> Written problem:
Write every entry out again exactly, please, and skip the pictures.

--- Material provided ---

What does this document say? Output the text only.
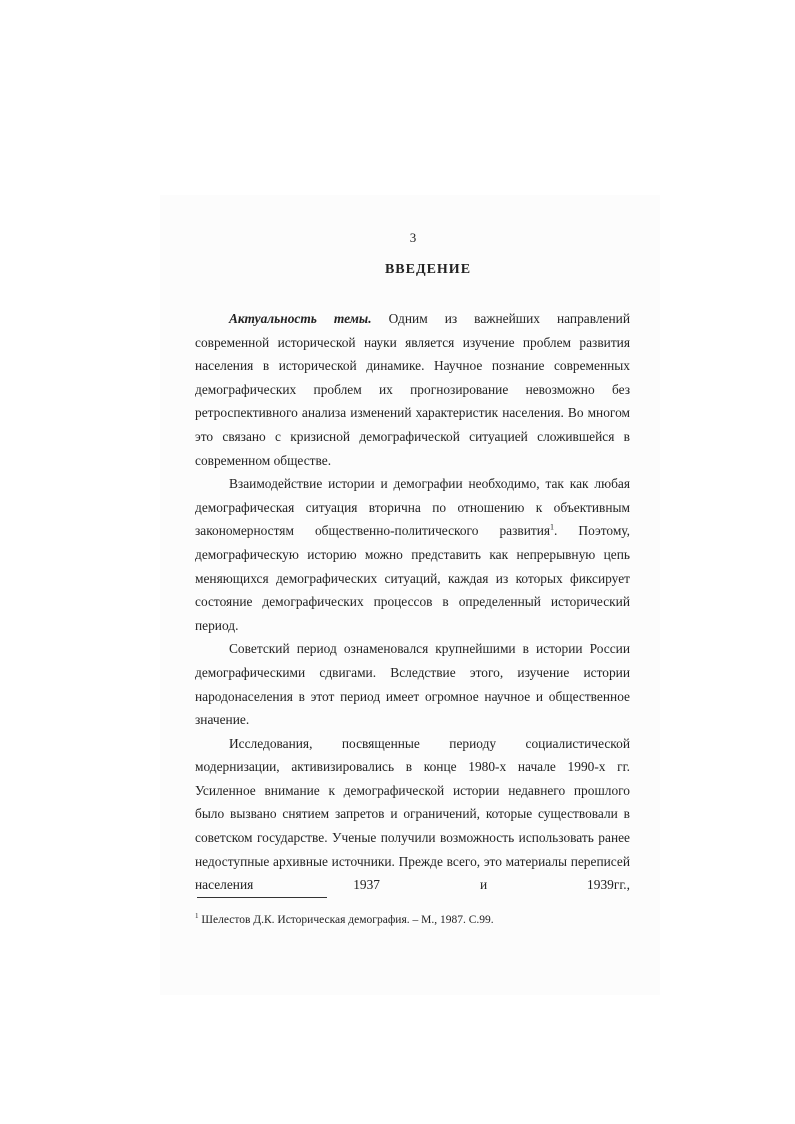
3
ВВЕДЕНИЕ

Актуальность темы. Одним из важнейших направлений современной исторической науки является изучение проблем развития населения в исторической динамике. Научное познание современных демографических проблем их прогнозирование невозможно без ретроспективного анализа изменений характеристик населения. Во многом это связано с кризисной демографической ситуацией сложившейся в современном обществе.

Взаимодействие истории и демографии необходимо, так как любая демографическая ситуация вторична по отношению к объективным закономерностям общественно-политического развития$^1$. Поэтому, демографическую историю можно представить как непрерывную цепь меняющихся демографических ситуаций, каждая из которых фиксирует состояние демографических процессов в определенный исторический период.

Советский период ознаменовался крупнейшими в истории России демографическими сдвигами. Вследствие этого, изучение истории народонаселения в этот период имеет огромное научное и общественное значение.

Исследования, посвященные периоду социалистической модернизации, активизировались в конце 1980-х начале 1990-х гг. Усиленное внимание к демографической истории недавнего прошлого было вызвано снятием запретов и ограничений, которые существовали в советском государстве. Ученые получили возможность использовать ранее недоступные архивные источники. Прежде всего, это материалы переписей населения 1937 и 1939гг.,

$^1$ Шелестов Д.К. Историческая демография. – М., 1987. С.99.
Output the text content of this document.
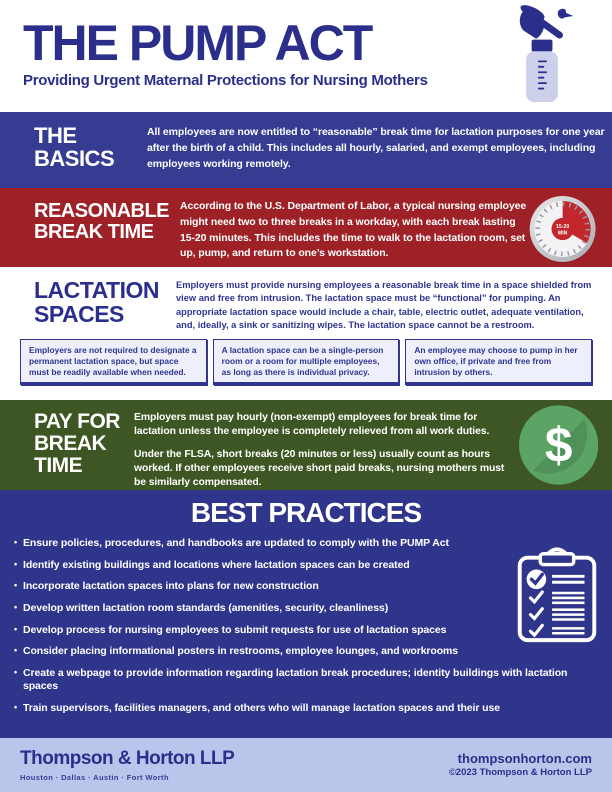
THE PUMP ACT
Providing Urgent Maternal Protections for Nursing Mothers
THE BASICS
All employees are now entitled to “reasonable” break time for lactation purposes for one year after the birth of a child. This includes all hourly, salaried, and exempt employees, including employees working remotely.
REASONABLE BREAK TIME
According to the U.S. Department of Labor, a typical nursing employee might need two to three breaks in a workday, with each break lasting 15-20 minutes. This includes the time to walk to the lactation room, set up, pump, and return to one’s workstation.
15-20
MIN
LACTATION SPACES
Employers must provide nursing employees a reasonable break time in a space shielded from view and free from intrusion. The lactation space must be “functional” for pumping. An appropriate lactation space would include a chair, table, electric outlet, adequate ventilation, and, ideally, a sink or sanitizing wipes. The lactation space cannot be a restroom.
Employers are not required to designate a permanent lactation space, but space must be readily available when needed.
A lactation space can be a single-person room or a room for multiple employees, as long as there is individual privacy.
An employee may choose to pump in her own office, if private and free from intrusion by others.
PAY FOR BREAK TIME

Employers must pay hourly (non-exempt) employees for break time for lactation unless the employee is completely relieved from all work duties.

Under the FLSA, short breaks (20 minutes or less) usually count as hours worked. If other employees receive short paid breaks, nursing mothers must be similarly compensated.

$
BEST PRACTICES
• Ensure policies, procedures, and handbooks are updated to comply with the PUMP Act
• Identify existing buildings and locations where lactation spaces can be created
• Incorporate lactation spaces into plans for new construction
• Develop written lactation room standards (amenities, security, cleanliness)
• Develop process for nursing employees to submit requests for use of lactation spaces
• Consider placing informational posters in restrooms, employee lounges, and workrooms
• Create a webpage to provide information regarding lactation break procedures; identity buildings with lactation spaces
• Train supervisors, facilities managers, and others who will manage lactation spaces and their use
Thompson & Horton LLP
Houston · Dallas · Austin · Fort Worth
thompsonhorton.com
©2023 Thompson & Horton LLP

---

> Full response:
What does this document say? Output the text only.
3
ВВЕДЕНИЕ

Актуальность темы. Одним из важнейших направлений современной исторической науки является изучение проблем развития населения в исторической динамике. Научное познание современных демографических проблем их прогнозирование невозможно без ретроспективного анализа изменений характеристик населения. Во многом это связано с кризисной демографической ситуацией сложившейся в современном обществе.

Взаимодействие истории и демографии необходимо, так как любая демографическая ситуация вторична по отношению к объективным закономерностям общественно-политического развития$^1$. Поэтому, демографическую историю можно представить как непрерывную цепь меняющихся демографических ситуаций, каждая из которых фиксирует состояние демографических процессов в определенный исторический период.

Советский период ознаменовался крупнейшими в истории России демографическими сдвигами. Вследствие этого, изучение истории народонаселения в этот период имеет огромное научное и общественное значение.

Исследования, посвященные периоду социалистической модернизации, активизировались в конце 1980-х начале 1990-х гг. Усиленное внимание к демографической истории недавнего прошлого было вызвано снятием запретов и ограничений, которые существовали в советском государстве. Ученые получили возможность использовать ранее недоступные архивные источники. Прежде всего, это материалы переписей населения 1937 и 1939гг.,

$^1$ Шелестов Д.К. Историческая демография. – М., 1987. С.99.
Output the text content of this document.
THE PUMP ACT
Providing Urgent Maternal Protections for Nursing Mothers
THE BASICS
All employees are now entitled to “reasonable” break time for lactation purposes for one year after the birth of a child. This includes all hourly, salaried, and exempt employees, including employees working remotely.
REASONABLE BREAK TIME
According to the U.S. Department of Labor, a typical nursing employee might need two to three breaks in a workday, with each break lasting 15-20 minutes. This includes the time to walk to the lactation room, set up, pump, and return to one’s workstation.
15-20
MIN
LACTATION SPACES
Employers must provide nursing employees a reasonable break time in a space shielded from view and free from intrusion. The lactation space must be “functional” for pumping. An appropriate lactation space would include a chair, table, electric outlet, adequate ventilation, and, ideally, a sink or sanitizing wipes. The lactation space cannot be a restroom.
Employers are not required to designate a permanent lactation space, but space must be readily available when needed.
A lactation space can be a single-person room or a room for multiple employees, as long as there is individual privacy.
An employee may choose to pump in her own office, if private and free from intrusion by others.
PAY FOR BREAK TIME

Employers must pay hourly (non-exempt) employees for break time for lactation unless the employee is completely relieved from all work duties.

Under the FLSA, short breaks (20 minutes or less) usually count as hours worked. If other employees receive short paid breaks, nursing mothers must be similarly compensated.

$
BEST PRACTICES
• Ensure policies, procedures, and handbooks are updated to comply with the PUMP Act
• Identify existing buildings and locations where lactation spaces can be created
• Incorporate lactation spaces into plans for new construction
• Develop written lactation room standards (amenities, security, cleanliness)
• Develop process for nursing employees to submit requests for use of lactation spaces
• Consider placing informational posters in restrooms, employee lounges, and workrooms
• Create a webpage to provide information regarding lactation break procedures; identity buildings with lactation spaces
• Train supervisors, facilities managers, and others who will manage lactation spaces and their use
Thompson & Horton LLP
Houston · Dallas · Austin · Fort Worth
thompsonhorton.com
©2023 Thompson & Horton LLP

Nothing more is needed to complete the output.